Select all lines with the string "this" in them, and copy those lines.

(Data excerpts)
- - - - -
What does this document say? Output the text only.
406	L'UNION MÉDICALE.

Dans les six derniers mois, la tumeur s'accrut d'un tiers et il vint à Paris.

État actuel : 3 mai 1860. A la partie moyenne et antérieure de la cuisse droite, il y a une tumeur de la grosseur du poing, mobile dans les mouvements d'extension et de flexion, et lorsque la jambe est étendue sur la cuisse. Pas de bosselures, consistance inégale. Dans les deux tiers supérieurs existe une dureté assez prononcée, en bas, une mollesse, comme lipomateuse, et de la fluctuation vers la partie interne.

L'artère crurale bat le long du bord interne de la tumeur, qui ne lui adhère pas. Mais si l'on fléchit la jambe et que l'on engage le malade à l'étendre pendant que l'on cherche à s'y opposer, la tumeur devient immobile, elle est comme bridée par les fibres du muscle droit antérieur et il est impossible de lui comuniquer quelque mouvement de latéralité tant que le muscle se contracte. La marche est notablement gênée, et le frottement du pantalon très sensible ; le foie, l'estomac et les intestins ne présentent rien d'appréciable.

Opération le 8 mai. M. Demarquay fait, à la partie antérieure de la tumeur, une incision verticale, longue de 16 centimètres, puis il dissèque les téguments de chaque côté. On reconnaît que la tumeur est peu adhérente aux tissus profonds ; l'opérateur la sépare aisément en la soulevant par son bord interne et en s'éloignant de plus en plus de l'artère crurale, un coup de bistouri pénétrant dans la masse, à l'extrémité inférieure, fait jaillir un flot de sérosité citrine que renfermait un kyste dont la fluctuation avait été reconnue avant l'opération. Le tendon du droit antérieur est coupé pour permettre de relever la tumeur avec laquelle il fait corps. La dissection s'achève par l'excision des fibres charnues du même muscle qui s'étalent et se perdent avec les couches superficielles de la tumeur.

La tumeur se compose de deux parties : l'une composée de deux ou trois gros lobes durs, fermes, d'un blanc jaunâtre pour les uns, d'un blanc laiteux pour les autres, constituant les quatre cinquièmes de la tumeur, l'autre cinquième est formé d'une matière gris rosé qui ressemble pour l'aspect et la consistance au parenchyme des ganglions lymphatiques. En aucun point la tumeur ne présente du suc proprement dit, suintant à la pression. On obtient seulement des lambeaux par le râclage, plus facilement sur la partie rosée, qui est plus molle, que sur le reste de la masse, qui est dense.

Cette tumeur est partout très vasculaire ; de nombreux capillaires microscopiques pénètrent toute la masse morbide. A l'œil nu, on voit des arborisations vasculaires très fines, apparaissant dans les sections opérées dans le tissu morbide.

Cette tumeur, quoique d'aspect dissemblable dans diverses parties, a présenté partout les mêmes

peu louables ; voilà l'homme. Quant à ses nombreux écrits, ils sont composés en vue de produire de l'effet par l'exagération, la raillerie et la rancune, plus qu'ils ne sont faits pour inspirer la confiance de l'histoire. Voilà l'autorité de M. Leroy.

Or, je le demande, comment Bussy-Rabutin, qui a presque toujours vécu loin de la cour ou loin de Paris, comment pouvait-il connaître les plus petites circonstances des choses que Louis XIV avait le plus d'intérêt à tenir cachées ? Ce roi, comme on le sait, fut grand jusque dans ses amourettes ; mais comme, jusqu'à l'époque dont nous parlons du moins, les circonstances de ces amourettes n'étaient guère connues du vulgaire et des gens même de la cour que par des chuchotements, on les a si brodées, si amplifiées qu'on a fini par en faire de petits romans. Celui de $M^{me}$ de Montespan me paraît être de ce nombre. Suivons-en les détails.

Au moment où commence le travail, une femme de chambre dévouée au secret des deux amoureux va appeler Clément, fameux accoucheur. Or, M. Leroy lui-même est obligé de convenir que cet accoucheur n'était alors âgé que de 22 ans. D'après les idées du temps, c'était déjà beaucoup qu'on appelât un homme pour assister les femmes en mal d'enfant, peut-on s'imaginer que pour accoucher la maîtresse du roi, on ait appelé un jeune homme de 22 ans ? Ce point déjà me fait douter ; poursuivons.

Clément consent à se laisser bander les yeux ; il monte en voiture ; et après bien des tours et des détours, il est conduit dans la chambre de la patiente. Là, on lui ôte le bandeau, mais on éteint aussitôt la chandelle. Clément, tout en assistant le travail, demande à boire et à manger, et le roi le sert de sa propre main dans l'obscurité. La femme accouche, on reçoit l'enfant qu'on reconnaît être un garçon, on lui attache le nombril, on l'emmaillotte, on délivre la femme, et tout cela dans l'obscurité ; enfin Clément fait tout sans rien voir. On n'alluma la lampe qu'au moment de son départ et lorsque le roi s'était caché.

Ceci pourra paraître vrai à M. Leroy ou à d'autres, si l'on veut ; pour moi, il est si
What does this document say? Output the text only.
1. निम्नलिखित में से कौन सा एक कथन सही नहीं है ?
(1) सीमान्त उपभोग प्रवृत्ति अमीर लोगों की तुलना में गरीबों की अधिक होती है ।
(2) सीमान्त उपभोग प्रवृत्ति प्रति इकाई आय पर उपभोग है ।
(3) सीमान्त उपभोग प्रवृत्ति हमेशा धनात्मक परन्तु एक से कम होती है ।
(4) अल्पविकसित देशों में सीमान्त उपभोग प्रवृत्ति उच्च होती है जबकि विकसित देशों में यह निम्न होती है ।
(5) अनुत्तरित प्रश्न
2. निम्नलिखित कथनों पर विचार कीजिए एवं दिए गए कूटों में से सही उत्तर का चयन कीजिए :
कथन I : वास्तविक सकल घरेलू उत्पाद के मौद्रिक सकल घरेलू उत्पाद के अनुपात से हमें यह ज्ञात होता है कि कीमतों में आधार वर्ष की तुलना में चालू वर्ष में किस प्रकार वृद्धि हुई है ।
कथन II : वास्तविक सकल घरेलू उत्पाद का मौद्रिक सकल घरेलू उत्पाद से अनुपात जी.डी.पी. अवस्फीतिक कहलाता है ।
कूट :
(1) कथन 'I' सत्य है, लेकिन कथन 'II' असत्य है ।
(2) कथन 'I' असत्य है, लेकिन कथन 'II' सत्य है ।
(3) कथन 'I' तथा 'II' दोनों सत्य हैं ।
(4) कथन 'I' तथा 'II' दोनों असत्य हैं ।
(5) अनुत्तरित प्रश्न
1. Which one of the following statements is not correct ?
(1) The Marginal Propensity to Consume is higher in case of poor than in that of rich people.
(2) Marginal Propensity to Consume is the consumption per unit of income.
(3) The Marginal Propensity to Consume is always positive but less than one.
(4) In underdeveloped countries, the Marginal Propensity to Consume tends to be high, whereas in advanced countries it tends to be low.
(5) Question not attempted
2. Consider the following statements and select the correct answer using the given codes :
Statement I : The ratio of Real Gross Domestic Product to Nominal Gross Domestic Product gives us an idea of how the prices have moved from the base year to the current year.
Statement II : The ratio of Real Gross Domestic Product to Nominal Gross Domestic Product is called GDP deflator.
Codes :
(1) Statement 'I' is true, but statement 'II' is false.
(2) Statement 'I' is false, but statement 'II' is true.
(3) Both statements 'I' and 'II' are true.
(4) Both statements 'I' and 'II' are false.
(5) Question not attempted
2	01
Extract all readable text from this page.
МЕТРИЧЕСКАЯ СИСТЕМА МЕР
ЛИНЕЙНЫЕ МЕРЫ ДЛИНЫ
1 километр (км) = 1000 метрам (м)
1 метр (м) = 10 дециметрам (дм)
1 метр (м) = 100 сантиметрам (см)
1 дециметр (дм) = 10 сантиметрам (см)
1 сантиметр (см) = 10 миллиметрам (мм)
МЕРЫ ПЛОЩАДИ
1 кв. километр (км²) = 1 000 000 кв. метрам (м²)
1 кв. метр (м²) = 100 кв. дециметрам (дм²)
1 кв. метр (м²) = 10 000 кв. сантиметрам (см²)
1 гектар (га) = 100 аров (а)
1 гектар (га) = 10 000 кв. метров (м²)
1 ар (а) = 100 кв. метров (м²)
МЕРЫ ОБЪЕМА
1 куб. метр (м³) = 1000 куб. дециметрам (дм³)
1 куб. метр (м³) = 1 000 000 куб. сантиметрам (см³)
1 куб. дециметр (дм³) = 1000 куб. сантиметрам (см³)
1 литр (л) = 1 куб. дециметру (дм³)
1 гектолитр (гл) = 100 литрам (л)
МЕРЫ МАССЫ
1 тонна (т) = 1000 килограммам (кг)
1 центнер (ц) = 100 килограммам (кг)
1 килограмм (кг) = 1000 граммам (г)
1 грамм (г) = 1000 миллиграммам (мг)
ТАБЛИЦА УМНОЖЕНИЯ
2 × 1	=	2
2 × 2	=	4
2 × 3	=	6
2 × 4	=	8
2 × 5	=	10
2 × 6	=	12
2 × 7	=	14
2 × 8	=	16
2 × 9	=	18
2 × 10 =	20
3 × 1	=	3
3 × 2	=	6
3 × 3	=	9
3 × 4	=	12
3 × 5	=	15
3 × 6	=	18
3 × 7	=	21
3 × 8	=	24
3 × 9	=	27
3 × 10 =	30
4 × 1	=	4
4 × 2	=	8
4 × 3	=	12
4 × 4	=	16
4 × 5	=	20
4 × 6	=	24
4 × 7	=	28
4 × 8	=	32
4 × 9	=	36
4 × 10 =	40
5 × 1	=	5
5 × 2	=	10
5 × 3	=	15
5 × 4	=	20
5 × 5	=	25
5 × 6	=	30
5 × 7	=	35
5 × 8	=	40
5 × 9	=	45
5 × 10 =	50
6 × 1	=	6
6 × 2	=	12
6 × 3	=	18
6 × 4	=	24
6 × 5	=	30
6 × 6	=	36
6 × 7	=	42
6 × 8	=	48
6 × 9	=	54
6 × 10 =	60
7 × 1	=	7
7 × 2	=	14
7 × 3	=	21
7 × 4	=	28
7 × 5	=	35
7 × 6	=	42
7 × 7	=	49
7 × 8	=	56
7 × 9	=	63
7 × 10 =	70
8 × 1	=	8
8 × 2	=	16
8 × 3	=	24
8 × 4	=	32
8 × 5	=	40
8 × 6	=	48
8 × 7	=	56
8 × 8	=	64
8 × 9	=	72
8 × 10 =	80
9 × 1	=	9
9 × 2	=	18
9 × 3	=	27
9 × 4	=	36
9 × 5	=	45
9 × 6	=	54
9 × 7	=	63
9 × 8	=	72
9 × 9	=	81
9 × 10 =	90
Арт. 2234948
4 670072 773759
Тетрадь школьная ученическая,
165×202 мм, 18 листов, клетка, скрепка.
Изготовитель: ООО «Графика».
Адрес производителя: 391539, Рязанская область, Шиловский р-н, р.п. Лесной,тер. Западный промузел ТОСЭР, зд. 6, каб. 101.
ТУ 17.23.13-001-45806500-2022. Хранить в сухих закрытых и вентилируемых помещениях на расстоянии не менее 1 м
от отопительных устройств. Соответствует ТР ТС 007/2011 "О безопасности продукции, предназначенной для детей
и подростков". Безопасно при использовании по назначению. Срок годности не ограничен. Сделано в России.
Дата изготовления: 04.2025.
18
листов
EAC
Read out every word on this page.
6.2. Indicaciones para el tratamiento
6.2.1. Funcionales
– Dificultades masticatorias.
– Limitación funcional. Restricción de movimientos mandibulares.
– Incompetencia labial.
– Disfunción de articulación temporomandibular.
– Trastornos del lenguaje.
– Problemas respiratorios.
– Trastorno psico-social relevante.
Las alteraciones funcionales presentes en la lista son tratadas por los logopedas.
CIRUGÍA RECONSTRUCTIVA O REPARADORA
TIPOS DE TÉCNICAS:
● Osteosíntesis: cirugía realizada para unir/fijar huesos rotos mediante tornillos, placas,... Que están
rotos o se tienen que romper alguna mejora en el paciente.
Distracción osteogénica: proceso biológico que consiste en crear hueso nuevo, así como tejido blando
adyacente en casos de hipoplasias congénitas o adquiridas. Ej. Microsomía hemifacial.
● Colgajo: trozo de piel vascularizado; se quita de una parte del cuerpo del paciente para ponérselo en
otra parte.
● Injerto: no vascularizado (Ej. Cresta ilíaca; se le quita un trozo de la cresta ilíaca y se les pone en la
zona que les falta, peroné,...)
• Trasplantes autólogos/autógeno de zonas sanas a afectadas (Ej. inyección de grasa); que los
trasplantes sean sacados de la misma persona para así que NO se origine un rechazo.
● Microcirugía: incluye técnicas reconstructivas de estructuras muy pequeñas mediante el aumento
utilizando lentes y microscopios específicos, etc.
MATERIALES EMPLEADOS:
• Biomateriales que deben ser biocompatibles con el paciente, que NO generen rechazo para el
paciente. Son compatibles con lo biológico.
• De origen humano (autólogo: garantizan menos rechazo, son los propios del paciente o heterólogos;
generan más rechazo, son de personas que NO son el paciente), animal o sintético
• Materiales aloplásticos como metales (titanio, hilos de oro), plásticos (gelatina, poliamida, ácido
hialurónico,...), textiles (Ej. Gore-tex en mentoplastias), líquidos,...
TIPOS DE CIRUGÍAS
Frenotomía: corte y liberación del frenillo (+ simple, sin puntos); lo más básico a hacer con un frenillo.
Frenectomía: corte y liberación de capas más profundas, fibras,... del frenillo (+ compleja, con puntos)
- - - - -
- TASK SOLUTION
What does this document say? Output the text only.
What does this document say? Output the text only.
Extract all readable text from this page.
Read out every word on this page.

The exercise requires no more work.